Excerpt from a dataset
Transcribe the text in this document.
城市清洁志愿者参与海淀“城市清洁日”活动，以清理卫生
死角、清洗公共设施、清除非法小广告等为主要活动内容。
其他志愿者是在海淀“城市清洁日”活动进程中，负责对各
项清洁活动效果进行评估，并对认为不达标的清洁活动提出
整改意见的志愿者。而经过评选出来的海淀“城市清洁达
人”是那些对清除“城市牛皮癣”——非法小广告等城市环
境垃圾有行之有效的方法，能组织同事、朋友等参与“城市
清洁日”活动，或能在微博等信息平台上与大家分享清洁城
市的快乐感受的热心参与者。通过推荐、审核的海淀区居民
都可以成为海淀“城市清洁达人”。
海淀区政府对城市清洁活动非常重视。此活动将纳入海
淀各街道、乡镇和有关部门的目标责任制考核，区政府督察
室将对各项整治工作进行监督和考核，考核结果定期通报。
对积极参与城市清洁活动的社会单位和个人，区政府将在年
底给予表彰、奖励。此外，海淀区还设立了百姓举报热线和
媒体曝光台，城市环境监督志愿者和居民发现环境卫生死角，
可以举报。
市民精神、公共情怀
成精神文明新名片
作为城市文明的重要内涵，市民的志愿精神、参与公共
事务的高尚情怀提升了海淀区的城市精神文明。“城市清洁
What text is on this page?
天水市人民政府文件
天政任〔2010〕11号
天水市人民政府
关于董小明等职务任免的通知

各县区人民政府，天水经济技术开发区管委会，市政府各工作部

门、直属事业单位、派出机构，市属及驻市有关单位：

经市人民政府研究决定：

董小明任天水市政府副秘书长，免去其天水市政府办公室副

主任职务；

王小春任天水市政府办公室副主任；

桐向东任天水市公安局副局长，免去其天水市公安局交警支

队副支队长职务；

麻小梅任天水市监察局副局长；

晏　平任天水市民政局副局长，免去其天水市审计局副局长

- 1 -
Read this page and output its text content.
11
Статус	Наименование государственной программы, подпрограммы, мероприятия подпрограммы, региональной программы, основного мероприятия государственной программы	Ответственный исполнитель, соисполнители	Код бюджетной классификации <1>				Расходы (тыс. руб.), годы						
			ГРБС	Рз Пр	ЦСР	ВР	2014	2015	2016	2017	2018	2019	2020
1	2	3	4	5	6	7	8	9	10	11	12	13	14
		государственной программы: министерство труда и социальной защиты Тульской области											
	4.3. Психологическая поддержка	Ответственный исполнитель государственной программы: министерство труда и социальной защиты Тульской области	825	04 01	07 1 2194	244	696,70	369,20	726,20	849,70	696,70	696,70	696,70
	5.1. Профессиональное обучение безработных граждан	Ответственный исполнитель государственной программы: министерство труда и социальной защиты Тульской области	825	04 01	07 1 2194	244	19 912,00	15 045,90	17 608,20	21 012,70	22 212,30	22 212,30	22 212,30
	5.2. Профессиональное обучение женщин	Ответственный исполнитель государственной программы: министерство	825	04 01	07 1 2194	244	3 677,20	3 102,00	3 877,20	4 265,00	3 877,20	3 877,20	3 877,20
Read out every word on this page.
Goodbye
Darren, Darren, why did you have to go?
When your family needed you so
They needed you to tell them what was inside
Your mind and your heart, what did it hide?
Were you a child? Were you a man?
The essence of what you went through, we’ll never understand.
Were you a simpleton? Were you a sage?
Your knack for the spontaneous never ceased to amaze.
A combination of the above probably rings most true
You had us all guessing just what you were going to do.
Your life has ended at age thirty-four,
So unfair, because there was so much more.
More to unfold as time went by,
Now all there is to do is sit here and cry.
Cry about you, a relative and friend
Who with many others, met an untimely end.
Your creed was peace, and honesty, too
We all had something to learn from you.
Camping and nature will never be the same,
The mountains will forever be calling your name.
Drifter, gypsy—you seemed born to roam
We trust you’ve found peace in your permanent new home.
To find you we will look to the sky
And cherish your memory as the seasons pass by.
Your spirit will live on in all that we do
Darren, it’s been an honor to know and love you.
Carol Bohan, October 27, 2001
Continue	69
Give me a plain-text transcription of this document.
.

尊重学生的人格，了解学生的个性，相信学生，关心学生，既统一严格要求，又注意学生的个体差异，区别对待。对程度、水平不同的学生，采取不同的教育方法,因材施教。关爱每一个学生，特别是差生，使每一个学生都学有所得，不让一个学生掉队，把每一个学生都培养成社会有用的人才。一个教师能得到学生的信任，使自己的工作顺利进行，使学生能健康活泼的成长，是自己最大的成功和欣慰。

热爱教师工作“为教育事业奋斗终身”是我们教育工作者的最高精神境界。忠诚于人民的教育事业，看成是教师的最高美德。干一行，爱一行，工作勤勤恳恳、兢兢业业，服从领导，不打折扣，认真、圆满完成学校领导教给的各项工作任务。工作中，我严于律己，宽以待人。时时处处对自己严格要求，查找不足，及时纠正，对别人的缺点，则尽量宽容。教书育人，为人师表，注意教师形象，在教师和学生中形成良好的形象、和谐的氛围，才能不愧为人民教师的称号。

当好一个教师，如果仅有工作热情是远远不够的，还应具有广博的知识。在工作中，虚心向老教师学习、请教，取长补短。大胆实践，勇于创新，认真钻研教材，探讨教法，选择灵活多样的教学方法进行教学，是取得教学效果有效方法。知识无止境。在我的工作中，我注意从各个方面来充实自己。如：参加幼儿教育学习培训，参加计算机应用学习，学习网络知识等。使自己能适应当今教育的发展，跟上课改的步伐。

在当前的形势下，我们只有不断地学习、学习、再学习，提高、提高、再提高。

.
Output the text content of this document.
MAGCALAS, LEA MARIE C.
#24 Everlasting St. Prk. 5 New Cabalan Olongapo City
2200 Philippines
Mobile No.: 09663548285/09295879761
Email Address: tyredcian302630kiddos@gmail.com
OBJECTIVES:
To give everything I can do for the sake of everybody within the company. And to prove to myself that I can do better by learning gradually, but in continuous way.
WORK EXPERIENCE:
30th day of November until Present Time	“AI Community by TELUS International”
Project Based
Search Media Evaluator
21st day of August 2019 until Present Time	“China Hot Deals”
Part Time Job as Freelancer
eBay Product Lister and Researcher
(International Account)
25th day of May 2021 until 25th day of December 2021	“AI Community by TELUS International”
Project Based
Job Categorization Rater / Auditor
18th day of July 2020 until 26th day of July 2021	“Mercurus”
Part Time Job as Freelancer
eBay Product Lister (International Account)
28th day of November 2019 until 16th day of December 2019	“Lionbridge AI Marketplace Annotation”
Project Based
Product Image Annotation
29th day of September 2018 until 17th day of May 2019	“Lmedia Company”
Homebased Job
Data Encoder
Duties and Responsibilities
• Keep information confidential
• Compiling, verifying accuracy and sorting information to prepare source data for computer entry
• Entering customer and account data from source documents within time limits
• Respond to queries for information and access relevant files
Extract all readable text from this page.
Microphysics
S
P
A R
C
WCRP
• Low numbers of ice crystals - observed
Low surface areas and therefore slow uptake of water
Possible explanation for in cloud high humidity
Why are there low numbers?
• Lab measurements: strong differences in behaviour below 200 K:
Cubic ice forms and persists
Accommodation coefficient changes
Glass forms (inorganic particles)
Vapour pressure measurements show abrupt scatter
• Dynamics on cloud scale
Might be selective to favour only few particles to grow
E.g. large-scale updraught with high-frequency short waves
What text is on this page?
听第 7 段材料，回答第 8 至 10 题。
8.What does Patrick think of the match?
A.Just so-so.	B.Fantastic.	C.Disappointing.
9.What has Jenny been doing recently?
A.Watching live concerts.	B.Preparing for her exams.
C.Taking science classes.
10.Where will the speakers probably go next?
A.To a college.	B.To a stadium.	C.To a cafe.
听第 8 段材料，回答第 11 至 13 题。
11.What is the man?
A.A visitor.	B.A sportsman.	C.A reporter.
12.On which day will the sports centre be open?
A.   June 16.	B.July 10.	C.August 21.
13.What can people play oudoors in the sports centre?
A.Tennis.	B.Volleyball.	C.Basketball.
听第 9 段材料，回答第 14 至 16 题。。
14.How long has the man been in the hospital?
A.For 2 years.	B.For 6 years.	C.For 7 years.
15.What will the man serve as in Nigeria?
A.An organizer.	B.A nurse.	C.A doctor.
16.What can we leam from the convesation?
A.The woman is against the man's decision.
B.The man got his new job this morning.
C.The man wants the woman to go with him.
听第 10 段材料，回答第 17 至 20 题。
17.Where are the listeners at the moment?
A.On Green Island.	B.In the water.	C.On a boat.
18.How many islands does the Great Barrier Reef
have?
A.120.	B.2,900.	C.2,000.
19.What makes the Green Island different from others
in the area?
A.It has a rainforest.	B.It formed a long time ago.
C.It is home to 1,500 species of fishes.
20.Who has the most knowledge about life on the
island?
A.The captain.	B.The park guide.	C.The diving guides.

[YOUR TASK] Say how many lines contain "numbers", and give nothing but that number.

[ANSWER TO THE EXERCISE] 2